** START OF STORED ROWS **
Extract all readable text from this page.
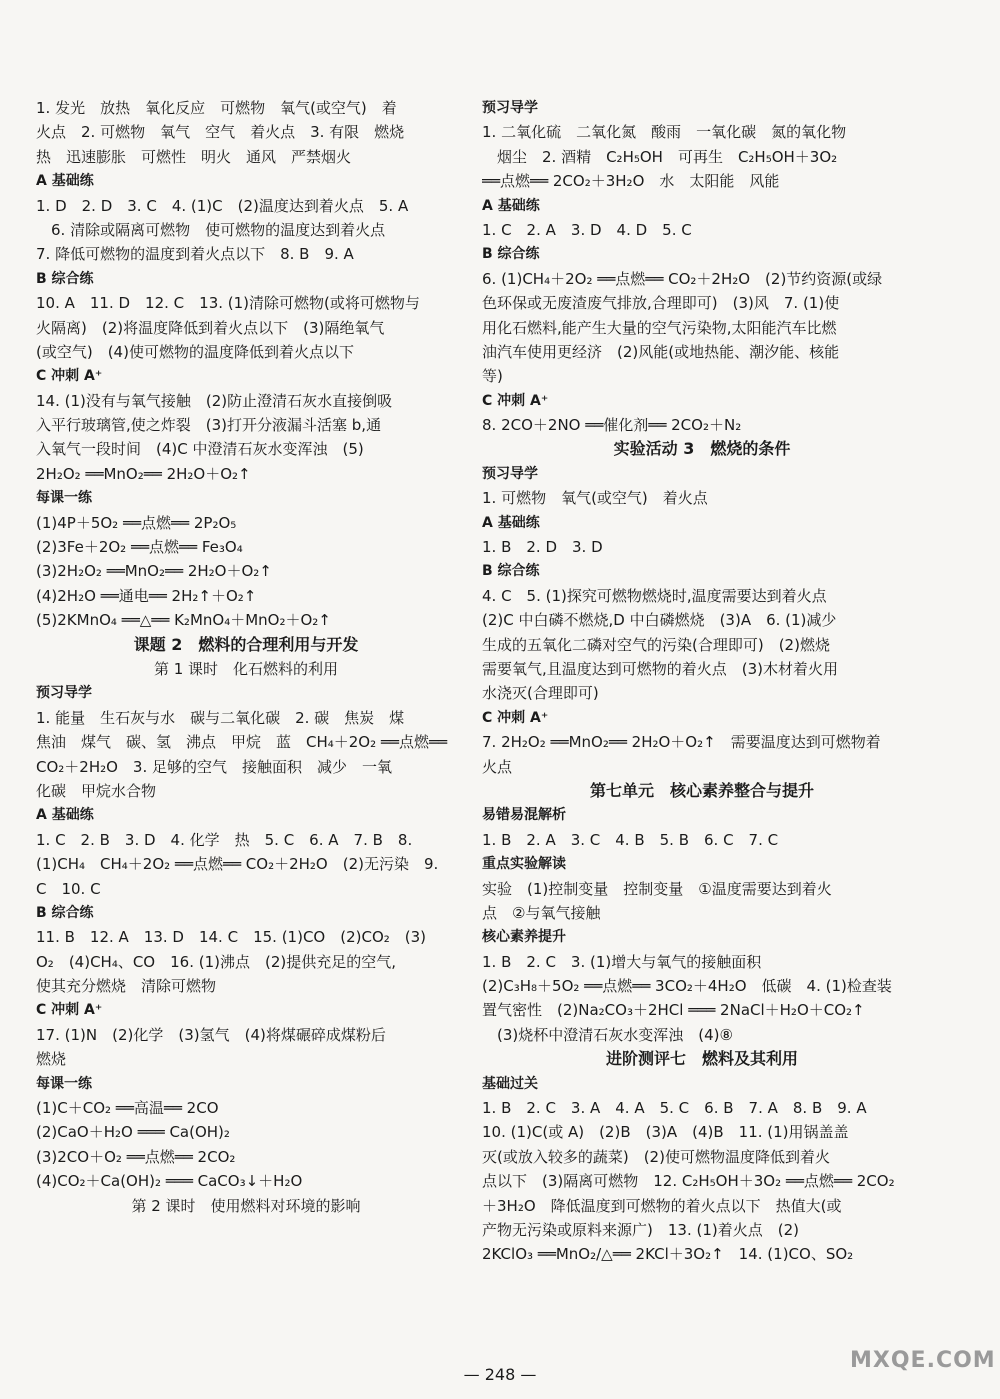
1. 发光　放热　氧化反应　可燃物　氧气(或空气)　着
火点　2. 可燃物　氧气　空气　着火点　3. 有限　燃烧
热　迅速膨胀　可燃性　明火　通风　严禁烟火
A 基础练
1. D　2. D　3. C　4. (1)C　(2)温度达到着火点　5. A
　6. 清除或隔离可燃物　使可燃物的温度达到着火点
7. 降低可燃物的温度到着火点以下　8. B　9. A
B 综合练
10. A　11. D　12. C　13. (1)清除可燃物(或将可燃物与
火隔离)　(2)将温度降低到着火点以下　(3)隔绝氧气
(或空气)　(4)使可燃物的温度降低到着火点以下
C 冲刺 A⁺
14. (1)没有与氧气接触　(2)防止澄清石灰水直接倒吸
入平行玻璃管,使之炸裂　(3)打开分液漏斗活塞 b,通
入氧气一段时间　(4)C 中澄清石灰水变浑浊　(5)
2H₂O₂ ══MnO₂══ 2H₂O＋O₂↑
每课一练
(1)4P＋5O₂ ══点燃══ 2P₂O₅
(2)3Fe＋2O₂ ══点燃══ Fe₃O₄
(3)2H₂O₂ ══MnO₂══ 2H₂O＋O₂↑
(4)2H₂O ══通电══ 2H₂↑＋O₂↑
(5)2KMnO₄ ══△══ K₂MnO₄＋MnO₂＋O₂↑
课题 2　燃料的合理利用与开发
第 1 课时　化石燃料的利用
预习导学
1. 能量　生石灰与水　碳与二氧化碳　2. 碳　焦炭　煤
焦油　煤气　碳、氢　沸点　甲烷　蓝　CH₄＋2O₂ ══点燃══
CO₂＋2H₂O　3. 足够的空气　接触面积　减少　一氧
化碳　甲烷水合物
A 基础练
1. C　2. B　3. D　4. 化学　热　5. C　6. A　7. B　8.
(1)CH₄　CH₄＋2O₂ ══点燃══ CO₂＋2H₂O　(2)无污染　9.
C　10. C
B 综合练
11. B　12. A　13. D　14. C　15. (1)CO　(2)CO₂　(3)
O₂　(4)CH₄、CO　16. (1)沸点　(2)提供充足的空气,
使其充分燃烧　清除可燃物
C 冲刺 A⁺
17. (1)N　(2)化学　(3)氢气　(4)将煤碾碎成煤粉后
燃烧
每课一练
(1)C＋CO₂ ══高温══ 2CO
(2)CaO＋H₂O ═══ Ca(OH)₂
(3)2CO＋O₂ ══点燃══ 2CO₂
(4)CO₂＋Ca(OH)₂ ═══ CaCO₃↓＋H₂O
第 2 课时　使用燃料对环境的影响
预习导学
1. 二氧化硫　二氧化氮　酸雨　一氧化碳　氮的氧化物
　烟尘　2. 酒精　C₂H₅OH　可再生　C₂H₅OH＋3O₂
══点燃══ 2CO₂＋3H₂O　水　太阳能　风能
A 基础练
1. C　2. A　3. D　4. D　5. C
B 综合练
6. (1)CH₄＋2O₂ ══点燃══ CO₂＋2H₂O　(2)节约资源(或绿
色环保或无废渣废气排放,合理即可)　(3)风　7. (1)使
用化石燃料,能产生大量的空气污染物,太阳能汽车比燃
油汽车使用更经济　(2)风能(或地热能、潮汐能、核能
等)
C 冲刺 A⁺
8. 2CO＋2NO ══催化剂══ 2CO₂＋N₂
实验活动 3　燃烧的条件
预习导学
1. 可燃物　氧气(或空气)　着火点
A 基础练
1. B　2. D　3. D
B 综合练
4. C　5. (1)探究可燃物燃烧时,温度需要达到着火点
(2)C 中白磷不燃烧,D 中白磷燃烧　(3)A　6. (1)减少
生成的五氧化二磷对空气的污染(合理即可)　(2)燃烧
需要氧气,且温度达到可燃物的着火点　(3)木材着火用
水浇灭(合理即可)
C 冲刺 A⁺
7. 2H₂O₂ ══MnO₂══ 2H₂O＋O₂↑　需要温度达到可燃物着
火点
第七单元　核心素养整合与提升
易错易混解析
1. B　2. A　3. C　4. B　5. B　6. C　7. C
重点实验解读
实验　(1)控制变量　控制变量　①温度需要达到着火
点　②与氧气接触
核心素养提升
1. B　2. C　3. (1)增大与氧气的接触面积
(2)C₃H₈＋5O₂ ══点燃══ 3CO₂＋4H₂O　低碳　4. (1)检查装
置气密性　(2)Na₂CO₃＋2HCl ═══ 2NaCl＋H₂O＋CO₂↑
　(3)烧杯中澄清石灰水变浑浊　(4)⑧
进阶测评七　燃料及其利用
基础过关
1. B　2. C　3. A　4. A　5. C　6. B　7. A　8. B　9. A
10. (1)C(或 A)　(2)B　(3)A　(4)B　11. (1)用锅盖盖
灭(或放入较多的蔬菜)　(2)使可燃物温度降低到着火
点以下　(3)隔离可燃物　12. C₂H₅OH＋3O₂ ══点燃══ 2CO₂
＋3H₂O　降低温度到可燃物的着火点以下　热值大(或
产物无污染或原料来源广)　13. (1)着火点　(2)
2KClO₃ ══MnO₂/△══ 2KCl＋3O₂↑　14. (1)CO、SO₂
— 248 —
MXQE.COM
** END OF STORED ROWS **
** START OF STORED ROWS **
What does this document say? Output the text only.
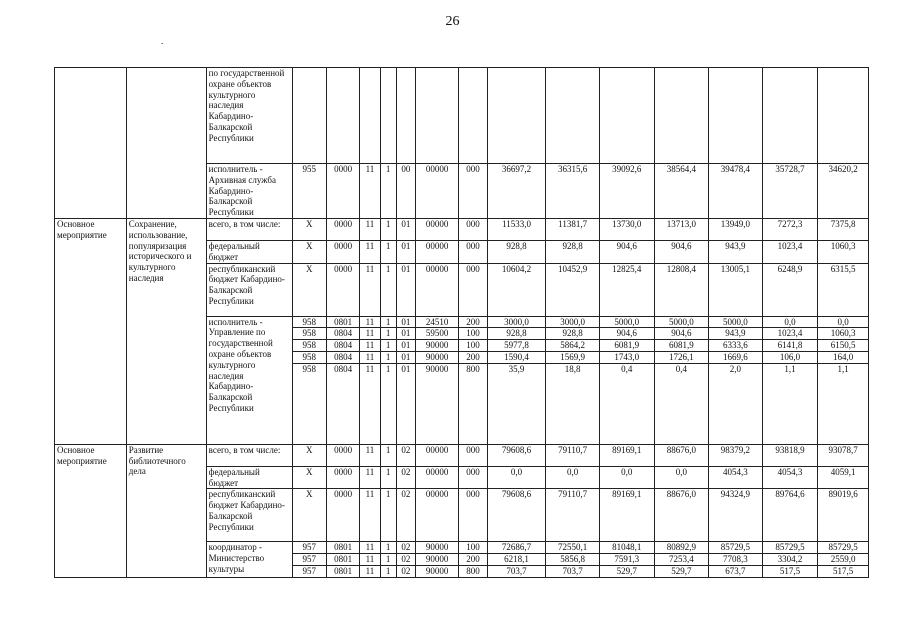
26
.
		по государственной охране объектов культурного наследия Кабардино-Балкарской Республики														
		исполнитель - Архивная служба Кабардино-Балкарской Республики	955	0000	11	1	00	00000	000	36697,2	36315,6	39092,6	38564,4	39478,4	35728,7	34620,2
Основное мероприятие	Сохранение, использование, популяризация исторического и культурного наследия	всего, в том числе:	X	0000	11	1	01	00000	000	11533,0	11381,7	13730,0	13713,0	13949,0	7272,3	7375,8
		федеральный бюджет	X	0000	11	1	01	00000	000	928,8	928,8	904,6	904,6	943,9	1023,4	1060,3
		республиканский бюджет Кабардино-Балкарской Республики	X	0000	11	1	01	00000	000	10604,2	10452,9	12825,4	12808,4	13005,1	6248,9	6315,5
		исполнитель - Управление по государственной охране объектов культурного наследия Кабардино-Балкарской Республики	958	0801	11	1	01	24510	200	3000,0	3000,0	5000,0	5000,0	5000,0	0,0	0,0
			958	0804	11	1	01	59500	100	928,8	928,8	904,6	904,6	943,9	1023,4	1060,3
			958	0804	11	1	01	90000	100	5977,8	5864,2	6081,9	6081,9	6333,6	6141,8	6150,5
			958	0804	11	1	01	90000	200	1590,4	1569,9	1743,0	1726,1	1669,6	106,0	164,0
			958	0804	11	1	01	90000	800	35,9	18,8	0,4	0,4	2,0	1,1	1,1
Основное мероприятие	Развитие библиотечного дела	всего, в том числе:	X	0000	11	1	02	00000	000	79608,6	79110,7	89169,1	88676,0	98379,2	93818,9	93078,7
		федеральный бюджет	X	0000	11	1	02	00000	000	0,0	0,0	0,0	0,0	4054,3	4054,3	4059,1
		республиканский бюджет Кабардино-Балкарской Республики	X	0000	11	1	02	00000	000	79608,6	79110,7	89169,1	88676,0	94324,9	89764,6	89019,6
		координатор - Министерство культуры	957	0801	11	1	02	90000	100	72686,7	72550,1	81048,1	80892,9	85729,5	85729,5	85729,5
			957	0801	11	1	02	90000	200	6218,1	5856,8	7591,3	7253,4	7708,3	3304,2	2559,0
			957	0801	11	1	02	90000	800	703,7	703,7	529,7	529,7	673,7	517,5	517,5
** END OF STORED ROWS **
** PROMPT **
Each line holding "合理即可" must be found and copied.

** COMPLETE ANSWER **
色环保或无废渣废气排放,合理即可)　(3)风　7. (1)使
生成的五氧化二磷对空气的污染(合理即可)　(2)燃烧
水浇灭(合理即可)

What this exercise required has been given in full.